EXERCISE INSTRUCTIONS
Using the listing below, please gather every line containing the word "title".

[Records from a collection of figures]
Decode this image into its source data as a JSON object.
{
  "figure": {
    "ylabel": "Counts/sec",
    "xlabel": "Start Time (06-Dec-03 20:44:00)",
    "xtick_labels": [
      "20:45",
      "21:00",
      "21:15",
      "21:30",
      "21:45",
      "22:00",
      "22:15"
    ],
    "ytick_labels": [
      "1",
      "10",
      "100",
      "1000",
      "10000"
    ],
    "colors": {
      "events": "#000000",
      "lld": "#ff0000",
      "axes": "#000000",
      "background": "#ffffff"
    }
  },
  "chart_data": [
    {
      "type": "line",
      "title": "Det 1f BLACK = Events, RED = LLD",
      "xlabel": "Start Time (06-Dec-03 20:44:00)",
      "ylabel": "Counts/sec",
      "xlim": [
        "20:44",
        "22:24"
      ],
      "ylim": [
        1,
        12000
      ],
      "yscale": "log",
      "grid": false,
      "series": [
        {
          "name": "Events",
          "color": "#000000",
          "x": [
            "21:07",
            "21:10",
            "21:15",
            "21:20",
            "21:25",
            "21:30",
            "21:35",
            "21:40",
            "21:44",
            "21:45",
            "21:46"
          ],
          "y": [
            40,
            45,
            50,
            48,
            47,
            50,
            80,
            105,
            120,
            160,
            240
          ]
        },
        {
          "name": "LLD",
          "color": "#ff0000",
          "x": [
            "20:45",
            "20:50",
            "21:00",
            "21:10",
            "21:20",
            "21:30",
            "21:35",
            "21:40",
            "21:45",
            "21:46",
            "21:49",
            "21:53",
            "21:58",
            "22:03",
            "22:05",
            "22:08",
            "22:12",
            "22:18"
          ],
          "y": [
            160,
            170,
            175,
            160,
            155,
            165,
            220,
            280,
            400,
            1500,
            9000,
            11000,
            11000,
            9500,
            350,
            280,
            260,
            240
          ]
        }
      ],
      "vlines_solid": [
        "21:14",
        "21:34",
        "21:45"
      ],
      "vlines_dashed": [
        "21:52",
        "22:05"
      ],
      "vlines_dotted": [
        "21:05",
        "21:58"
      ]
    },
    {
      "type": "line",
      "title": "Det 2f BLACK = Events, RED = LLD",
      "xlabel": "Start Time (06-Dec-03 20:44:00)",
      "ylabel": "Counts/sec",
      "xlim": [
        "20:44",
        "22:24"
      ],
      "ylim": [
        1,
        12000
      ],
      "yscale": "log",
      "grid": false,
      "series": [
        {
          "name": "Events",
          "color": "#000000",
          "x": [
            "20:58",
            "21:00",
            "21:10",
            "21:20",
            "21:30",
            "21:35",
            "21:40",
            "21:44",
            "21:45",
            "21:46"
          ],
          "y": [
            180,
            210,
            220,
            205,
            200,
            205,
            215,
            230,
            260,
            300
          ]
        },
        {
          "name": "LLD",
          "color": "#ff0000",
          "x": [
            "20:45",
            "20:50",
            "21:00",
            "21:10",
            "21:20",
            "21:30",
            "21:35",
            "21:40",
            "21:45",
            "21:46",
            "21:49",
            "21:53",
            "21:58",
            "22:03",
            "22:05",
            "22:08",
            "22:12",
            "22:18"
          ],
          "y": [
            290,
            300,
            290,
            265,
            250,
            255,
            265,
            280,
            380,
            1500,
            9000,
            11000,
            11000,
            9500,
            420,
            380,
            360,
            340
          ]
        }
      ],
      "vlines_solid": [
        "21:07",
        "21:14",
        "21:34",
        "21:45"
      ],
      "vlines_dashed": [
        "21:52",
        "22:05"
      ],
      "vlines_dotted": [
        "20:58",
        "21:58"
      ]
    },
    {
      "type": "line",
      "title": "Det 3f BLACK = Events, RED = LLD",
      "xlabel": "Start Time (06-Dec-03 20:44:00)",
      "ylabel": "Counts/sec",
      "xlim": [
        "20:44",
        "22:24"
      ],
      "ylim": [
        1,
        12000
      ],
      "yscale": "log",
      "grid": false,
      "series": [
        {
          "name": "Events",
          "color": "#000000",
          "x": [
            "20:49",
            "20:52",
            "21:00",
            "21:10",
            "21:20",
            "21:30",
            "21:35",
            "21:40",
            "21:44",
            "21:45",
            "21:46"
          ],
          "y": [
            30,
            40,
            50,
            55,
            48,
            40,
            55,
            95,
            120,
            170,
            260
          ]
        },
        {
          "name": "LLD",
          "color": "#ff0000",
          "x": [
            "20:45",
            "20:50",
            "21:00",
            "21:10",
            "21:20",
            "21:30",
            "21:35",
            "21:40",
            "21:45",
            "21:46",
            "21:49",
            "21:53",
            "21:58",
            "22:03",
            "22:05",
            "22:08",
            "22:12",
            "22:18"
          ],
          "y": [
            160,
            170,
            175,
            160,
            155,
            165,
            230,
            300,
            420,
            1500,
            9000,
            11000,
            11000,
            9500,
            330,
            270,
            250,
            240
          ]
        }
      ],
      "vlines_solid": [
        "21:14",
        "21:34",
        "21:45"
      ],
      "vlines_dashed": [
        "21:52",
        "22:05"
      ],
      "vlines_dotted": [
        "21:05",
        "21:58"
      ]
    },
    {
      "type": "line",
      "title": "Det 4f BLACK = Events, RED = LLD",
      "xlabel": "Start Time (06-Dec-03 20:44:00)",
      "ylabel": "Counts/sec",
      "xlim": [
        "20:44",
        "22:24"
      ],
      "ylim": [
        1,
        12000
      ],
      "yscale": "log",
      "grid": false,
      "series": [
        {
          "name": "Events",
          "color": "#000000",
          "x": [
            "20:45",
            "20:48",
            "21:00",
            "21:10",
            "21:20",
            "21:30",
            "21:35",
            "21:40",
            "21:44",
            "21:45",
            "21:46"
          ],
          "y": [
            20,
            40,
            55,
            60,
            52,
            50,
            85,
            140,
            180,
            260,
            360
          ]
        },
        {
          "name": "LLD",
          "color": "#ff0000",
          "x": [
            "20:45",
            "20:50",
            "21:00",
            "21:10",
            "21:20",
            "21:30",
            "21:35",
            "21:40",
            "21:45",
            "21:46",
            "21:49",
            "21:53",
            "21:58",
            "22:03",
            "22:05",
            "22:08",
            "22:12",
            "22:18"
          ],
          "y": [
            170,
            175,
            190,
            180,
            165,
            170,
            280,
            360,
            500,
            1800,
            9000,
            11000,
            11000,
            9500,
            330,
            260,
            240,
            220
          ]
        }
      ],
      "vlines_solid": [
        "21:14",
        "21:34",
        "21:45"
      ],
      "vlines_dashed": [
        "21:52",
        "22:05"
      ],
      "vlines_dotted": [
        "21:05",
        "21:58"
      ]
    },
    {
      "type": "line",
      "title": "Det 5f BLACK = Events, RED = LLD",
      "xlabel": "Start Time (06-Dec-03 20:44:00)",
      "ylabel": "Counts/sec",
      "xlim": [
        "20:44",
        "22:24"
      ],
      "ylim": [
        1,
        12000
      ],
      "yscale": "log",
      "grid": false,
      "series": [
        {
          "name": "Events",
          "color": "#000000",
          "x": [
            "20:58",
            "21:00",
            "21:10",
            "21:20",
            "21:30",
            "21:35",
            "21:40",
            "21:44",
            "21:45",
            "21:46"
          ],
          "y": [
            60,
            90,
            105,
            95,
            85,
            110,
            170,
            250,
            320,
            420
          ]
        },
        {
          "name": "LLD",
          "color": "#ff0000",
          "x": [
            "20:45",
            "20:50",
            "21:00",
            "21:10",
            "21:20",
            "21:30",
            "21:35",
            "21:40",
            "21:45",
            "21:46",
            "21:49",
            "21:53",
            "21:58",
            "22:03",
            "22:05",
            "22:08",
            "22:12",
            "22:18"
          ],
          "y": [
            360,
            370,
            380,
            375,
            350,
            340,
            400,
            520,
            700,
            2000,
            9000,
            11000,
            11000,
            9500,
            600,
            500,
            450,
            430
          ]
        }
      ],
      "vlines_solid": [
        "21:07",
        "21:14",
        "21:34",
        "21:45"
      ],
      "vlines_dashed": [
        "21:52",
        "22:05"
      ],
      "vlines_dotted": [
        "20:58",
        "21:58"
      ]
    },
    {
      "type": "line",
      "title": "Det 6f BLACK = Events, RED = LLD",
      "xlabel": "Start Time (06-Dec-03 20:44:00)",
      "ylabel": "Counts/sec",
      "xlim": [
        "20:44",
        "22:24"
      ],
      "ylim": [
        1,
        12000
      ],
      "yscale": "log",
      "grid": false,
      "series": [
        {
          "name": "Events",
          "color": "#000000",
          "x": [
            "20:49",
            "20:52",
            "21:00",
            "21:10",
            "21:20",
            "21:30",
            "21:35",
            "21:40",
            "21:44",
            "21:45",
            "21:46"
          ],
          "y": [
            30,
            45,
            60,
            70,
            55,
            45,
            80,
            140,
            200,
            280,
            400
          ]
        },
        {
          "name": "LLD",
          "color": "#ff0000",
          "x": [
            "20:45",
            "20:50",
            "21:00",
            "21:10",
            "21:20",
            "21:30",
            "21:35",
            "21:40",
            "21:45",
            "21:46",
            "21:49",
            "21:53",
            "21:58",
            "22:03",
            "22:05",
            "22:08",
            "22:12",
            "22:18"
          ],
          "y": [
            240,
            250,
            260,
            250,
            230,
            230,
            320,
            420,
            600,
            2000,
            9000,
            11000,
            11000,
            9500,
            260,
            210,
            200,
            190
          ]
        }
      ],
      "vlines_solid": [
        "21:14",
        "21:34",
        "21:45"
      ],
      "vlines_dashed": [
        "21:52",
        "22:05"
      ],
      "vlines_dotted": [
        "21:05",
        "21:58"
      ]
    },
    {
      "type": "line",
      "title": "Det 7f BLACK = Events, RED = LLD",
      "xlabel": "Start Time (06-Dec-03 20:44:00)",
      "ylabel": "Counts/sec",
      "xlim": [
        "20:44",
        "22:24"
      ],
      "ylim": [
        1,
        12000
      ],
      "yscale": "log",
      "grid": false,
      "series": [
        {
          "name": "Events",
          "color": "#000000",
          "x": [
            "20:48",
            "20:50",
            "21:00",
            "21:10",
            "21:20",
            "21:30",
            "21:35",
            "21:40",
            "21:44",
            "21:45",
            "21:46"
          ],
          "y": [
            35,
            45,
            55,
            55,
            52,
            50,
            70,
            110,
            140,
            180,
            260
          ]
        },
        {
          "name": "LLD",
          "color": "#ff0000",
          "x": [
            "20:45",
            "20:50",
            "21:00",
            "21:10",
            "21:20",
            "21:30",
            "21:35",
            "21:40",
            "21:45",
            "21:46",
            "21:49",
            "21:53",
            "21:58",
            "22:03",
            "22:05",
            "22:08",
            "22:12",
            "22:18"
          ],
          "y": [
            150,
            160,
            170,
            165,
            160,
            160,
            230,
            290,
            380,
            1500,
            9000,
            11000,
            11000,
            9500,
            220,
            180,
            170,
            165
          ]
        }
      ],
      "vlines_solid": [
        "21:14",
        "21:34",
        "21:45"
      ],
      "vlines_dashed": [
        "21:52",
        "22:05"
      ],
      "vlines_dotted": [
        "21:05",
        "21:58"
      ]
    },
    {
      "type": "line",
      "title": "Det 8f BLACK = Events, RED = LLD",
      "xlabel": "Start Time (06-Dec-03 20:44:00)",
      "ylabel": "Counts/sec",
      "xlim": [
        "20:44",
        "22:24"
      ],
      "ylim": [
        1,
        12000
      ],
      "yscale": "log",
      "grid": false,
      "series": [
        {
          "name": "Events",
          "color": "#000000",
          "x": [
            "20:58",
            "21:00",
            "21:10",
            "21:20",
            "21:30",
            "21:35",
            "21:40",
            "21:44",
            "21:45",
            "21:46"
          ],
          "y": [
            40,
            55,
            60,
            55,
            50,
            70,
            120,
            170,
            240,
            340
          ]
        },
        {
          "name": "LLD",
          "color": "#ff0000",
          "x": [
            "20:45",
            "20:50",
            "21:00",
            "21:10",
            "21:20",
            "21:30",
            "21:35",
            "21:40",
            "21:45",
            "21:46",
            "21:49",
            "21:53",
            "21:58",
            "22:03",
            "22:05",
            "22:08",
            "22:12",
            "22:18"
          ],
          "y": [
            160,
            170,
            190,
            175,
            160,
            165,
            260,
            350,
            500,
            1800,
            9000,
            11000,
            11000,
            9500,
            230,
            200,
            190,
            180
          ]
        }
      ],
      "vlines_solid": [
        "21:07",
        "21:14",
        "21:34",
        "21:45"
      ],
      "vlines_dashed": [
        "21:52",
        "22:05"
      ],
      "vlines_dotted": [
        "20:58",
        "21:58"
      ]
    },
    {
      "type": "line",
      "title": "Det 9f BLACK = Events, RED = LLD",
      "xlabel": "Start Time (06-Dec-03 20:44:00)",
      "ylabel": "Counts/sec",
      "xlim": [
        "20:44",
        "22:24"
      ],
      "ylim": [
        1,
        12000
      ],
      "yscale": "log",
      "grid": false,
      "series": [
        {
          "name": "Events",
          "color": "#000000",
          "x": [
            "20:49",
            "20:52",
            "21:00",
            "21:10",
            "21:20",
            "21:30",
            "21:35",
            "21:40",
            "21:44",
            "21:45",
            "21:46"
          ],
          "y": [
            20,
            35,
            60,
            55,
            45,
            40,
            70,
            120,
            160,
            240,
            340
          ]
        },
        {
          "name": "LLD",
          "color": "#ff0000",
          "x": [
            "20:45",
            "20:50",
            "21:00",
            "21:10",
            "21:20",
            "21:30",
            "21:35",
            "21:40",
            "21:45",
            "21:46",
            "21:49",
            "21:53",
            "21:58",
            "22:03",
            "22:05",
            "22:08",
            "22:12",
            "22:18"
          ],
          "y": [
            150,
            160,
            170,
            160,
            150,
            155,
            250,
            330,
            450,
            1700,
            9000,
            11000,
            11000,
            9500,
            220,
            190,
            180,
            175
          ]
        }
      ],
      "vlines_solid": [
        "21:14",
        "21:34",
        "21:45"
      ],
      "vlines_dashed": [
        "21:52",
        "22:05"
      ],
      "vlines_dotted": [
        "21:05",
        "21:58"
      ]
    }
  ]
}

WRITTEN ANSWER
      "title": "Det 1f BLACK = Events, RED = LLD",
      "title": "Det 2f BLACK = Events, RED = LLD",
      "title": "Det 3f BLACK = Events, RED = LLD",
      "title": "Det 4f BLACK = Events, RED = LLD",
      "title": "Det 5f BLACK = Events, RED = LLD",
      "title": "Det 6f BLACK = Events, RED = LLD",
      "title": "Det 7f BLACK = Events, RED = LLD",
      "title": "Det 8f BLACK = Events, RED = LLD",
      "title": "Det 9f BLACK = Events, RED = LLD",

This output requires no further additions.